What the exercise asks - Return the listing below unchanged, minus its pictures.

(Extracted records)
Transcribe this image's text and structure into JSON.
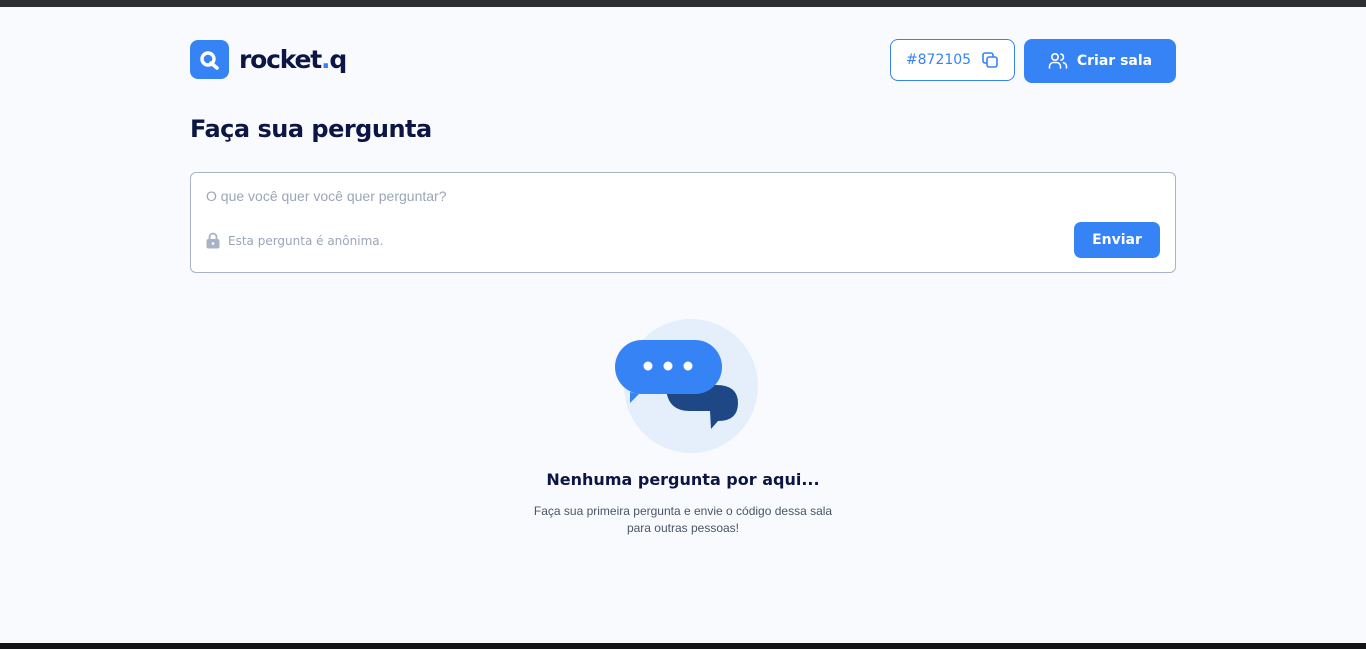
{
  "header": {
    "logo_text": "rocket",
    "logo_dot": ".",
    "logo_suffix": "q",
    "room_code": "#872105",
    "create_room_label": "Criar sala"
  },
  "main": {
    "title": "Faça sua pergunta",
    "question_placeholder": "O que você quer você quer perguntar?",
    "question_value": "",
    "anonymous_note": "Esta pergunta é anônima.",
    "send_label": "Enviar"
  },
  "empty_state": {
    "title": "Nenhuma pergunta por aqui...",
    "text": "Faça sua primeira pergunta e envie o código dessa sala para outras pessoas!"
  },
  "icons": {
    "logo": "search-bubble-icon",
    "copy": "copy-icon",
    "users": "users-icon",
    "lock": "lock-icon",
    "chat": "chat-bubbles-icon"
  },
  "colors": {
    "primary": "#3683f5",
    "dark_blue": "#1e4785",
    "title": "#0c1544",
    "background": "#f8fafd"
  }
}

Full solution -
Transcribe this image's text and structure into JSON.
{
  "header": {
    "logo_text": "rocket",
    "logo_dot": ".",
    "logo_suffix": "q",
    "room_code": "#872105",
    "create_room_label": "Criar sala"
  },
  "main": {
    "title": "Faça sua pergunta",
    "question_placeholder": "O que você quer você quer perguntar?",
    "question_value": "",
    "anonymous_note": "Esta pergunta é anônima.",
    "send_label": "Enviar"
  },
  "empty_state": {
    "title": "Nenhuma pergunta por aqui...",
    "text": "Faça sua primeira pergunta e envie o código dessa sala para outras pessoas!"
  },
  "icons": {
    "logo": "search-bubble-icon",
    "copy": "copy-icon",
    "users": "users-icon",
    "lock": "lock-icon",
    "chat": "chat-bubbles-icon"
  },
  "colors": {
    "primary": "#3683f5",
    "dark_blue": "#1e4785",
    "title": "#0c1544",
    "background": "#f8fafd"
  }
}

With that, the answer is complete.